— START Data —

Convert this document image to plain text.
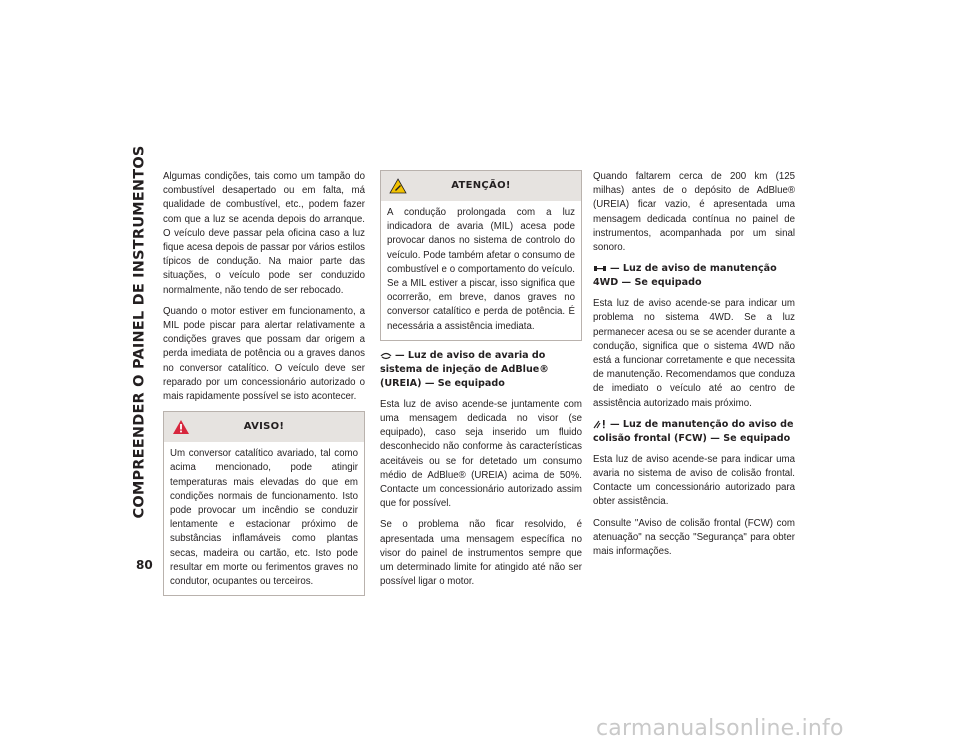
COMPREENDER O PAINEL DE INSTRUMENTOS
80

Algumas condições, tais como um tampão do combustível desapertado ou em falta, má qualidade de combustível, etc., podem fazer com que a luz se acenda depois do arranque. O veículo deve passar pela oficina caso a luz fique acesa depois de passar por vários estilos típicos de condução. Na maior parte das situações, o veículo pode ser conduzido normalmente, não tendo de ser rebocado.

Quando o motor estiver em funcionamento, a MIL pode piscar para alertar relativamente a condições graves que possam dar origem a perda imediata de potência ou a graves danos no conversor catalítico. O veículo deve ser reparado por um concessionário autorizado o mais rapidamente possível se isto acontecer.

AVISO!

Um conversor catalítico avariado, tal como acima mencionado, pode atingir temperaturas mais elevadas do que em condições normais de funcionamento. Isto pode provocar um incêndio se conduzir lentamente e estacionar próximo de substâncias inflamáveis como plantas secas, madeira ou cartão, etc. Isto pode resultar em morte ou ferimentos graves no condutor, ocupantes ou terceiros.

ATENÇÃO!

A condução prolongada com a luz indicadora de avaria (MIL) acesa pode provocar danos no sistema de controlo do veículo. Pode também afetar o consumo de combustível e o comportamento do veículo. Se a MIL estiver a piscar, isso significa que ocorrerão, em breve, danos graves no conversor catalítico e perda de potência. É necessária a assistência imediata.

— Luz de aviso de avaria do sistema de injeção de AdBlue® (UREIA) — Se equipado

Esta luz de aviso acende-se juntamente com uma mensagem dedicada no visor (se equipado), caso seja inserido um fluido desconhecido não conforme às características aceitáveis ou se for detetado um consumo médio de AdBlue® (UREIA) acima de 50%. Contacte um concessionário autorizado assim que for possível.

Se o problema não ficar resolvido, é apresentada uma mensagem específica no visor do painel de instrumentos sempre que um determinado limite for atingido até não ser possível ligar o motor.

Quando faltarem cerca de 200 km (125 milhas) antes de o depósito de AdBlue® (UREIA) ficar vazio, é apresentada uma mensagem dedicada contínua no painel de instrumentos, acompanhada por um sinal sonoro.

— Luz de aviso de manutenção 4WD — Se equipado

Esta luz de aviso acende-se para indicar um problema no sistema 4WD. Se a luz permanecer acesa ou se se acender durante a condução, significa que o sistema 4WD não está a funcionar corretamente e que necessita de manutenção. Recomendamos que conduza de imediato o veículo até ao centro de assistência autorizado mais próximo.

— Luz de manutenção do aviso de colisão frontal (FCW) — Se equipado

Esta luz de aviso acende-se para indicar uma avaria no sistema de aviso de colisão frontal. Contacte um concessionário autorizado para obter assistência.

Consulte "Aviso de colisão frontal (FCW) com atenuação" na secção "Segurança" para obter mais informações.

carmanualsonline.info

— END Data —

Task objective
Each entry must be retyped word for word, with every image omitted.

Complete answer
Convert this document image to plain text.
COMPREENDER O PAINEL DE INSTRUMENTOS
80

Algumas condições, tais como um tampão do combustível desapertado ou em falta, má qualidade de combustível, etc., podem fazer com que a luz se acenda depois do arranque. O veículo deve passar pela oficina caso a luz fique acesa depois de passar por vários estilos típicos de condução. Na maior parte das situações, o veículo pode ser conduzido normalmente, não tendo de ser rebocado.

Quando o motor estiver em funcionamento, a MIL pode piscar para alertar relativamente a condições graves que possam dar origem a perda imediata de potência ou a graves danos no conversor catalítico. O veículo deve ser reparado por um concessionário autorizado o mais rapidamente possível se isto acontecer.

AVISO!

Um conversor catalítico avariado, tal como acima mencionado, pode atingir temperaturas mais elevadas do que em condições normais de funcionamento. Isto pode provocar um incêndio se conduzir lentamente e estacionar próximo de substâncias inflamáveis como plantas secas, madeira ou cartão, etc. Isto pode resultar em morte ou ferimentos graves no condutor, ocupantes ou terceiros.

ATENÇÃO!

A condução prolongada com a luz indicadora de avaria (MIL) acesa pode provocar danos no sistema de controlo do veículo. Pode também afetar o consumo de combustível e o comportamento do veículo. Se a MIL estiver a piscar, isso significa que ocorrerão, em breve, danos graves no conversor catalítico e perda de potência. É necessária a assistência imediata.

— Luz de aviso de avaria do sistema de injeção de AdBlue® (UREIA) — Se equipado

Esta luz de aviso acende-se juntamente com uma mensagem dedicada no visor (se equipado), caso seja inserido um fluido desconhecido não conforme às características aceitáveis ou se for detetado um consumo médio de AdBlue® (UREIA) acima de 50%. Contacte um concessionário autorizado assim que for possível.

Se o problema não ficar resolvido, é apresentada uma mensagem específica no visor do painel de instrumentos sempre que um determinado limite for atingido até não ser possível ligar o motor.

Quando faltarem cerca de 200 km (125 milhas) antes de o depósito de AdBlue® (UREIA) ficar vazio, é apresentada uma mensagem dedicada contínua no painel de instrumentos, acompanhada por um sinal sonoro.

— Luz de aviso de manutenção 4WD — Se equipado

Esta luz de aviso acende-se para indicar um problema no sistema 4WD. Se a luz permanecer acesa ou se se acender durante a condução, significa que o sistema 4WD não está a funcionar corretamente e que necessita de manutenção. Recomendamos que conduza de imediato o veículo até ao centro de assistência autorizado mais próximo.

— Luz de manutenção do aviso de colisão frontal (FCW) — Se equipado

Esta luz de aviso acende-se para indicar uma avaria no sistema de aviso de colisão frontal. Contacte um concessionário autorizado para obter assistência.

Consulte "Aviso de colisão frontal (FCW) com atenuação" na secção "Segurança" para obter mais informações.

carmanualsonline.info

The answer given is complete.